[Start]

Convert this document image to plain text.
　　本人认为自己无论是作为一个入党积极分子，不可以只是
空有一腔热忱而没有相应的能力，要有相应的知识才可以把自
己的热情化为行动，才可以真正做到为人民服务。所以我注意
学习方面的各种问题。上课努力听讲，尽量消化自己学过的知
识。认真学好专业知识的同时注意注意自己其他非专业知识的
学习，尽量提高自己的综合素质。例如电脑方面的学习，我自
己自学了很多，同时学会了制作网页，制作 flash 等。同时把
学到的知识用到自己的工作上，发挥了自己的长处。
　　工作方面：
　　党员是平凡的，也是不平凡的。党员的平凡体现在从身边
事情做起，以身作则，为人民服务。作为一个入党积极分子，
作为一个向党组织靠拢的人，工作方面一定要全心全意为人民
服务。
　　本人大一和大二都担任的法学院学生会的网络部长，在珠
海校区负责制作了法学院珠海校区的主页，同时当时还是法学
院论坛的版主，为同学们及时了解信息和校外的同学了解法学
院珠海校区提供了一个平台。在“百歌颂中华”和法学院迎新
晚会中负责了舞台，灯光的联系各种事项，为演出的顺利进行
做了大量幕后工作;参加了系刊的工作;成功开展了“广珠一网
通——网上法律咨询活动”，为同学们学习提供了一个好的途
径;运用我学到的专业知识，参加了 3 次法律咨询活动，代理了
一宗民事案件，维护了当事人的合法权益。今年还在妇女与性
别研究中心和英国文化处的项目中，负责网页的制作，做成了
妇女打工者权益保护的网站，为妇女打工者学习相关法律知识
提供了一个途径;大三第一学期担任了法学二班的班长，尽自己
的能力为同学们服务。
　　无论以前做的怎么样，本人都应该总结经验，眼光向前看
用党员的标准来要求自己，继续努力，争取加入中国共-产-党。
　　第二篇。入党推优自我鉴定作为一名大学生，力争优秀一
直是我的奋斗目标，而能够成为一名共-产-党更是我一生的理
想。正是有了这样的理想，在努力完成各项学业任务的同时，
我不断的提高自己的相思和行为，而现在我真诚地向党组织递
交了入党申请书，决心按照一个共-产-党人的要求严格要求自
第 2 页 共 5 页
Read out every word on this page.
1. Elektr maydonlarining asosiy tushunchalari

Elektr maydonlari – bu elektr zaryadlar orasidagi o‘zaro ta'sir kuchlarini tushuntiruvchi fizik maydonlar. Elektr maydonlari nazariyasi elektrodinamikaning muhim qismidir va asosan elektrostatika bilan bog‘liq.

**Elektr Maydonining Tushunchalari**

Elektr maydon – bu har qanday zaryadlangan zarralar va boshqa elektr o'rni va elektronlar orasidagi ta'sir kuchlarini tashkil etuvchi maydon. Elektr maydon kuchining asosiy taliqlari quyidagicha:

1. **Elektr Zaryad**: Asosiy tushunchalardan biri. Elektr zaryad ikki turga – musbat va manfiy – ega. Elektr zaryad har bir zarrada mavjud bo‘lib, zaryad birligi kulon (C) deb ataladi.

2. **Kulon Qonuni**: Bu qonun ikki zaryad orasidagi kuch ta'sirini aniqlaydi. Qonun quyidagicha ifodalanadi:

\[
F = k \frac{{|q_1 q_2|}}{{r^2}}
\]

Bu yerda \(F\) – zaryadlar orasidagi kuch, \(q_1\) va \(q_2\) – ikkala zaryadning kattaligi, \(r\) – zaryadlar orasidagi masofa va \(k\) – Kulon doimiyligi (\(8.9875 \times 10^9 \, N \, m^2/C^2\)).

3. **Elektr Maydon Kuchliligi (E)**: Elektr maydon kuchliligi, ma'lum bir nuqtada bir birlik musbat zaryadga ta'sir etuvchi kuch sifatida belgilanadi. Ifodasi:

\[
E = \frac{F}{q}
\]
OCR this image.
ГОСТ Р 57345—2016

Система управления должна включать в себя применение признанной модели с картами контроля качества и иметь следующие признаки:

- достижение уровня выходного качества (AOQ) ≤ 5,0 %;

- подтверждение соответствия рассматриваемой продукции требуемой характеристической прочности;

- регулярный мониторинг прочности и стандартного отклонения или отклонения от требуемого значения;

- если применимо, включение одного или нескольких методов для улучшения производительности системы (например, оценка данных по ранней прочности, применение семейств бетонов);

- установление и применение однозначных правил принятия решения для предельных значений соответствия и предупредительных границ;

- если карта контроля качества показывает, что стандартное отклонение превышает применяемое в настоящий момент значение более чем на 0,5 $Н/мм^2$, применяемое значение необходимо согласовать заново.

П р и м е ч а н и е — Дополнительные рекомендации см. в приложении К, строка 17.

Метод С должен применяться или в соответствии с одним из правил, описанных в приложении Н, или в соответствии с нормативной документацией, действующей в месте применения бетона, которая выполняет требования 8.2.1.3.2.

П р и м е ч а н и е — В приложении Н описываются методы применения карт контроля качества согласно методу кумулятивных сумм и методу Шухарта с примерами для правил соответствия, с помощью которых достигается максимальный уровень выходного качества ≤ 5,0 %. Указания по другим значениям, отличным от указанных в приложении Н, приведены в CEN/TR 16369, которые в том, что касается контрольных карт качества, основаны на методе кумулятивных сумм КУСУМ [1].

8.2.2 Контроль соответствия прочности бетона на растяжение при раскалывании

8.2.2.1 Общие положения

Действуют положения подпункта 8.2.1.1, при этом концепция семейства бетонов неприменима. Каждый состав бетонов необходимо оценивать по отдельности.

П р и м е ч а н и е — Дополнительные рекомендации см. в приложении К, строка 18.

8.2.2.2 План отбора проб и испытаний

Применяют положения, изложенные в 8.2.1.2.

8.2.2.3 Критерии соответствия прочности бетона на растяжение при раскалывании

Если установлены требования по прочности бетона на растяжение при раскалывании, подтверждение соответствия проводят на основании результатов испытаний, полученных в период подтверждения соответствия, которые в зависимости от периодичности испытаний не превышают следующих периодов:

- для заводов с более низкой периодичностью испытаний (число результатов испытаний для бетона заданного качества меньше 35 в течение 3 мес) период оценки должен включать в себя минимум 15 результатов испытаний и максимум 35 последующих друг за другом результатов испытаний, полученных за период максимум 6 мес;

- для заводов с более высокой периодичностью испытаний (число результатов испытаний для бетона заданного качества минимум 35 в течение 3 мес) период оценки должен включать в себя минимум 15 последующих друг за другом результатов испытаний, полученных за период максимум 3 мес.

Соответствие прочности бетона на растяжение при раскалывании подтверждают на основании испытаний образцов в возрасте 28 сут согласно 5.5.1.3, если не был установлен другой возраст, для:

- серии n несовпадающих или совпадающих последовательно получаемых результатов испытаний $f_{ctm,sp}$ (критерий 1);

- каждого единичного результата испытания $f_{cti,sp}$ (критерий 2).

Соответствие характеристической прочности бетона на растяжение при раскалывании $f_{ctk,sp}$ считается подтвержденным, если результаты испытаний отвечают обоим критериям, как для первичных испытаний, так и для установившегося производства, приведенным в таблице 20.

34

[End]

REQUIREMENTS:
Collect every line above that contains the word "ikki".

RESULT:
1. **Elektr Zaryad**: Asosiy tushunchalardan biri. Elektr zaryad ikki turga – musbat va manfiy – ega. Elektr zaryad har bir zarrada mavjud bo‘lib, zaryad birligi kulon (C) deb ataladi.
2. **Kulon Qonuni**: Bu qonun ikki zaryad orasidagi kuch ta'sirini aniqlaydi. Qonun quyidagicha ifodalanadi:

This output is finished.